■ **TASK DIRECTIONS**:
State how many lines hold the string "text". Give the number and nothing else.

Excerpt from a dataset
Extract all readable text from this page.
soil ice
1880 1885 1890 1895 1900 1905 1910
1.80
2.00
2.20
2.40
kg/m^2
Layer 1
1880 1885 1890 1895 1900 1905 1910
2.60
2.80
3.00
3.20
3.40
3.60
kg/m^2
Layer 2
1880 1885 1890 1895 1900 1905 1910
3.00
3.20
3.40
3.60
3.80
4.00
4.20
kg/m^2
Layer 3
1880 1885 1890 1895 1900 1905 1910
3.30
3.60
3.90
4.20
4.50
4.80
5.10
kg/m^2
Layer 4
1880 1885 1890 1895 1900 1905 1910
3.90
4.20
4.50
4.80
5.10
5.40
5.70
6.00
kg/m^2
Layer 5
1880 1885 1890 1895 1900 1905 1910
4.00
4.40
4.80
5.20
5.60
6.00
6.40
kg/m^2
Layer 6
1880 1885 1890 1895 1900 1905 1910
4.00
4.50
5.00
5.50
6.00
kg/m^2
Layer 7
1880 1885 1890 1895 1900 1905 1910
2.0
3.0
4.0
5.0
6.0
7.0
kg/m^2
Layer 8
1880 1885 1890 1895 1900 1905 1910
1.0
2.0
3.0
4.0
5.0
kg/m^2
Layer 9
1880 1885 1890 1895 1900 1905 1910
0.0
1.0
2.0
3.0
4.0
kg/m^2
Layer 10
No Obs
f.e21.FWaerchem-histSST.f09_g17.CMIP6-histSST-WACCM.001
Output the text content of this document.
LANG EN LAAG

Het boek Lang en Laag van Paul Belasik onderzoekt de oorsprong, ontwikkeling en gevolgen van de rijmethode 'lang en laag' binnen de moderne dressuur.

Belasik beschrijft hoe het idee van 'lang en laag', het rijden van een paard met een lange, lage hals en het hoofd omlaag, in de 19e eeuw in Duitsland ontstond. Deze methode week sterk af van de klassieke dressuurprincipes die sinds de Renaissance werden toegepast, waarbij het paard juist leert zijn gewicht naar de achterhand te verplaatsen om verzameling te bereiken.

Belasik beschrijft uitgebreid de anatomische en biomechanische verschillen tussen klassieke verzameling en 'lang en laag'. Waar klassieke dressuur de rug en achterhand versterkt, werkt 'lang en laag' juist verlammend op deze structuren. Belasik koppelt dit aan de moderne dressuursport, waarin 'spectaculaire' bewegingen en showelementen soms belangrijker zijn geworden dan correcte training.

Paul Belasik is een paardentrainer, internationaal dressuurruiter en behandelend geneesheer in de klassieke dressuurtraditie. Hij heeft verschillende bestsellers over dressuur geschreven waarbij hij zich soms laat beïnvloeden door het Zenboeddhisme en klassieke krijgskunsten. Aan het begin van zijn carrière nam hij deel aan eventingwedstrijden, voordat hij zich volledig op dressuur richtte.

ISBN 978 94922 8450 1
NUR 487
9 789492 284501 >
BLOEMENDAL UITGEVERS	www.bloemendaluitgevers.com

■ **TASK RESPONSE**:
2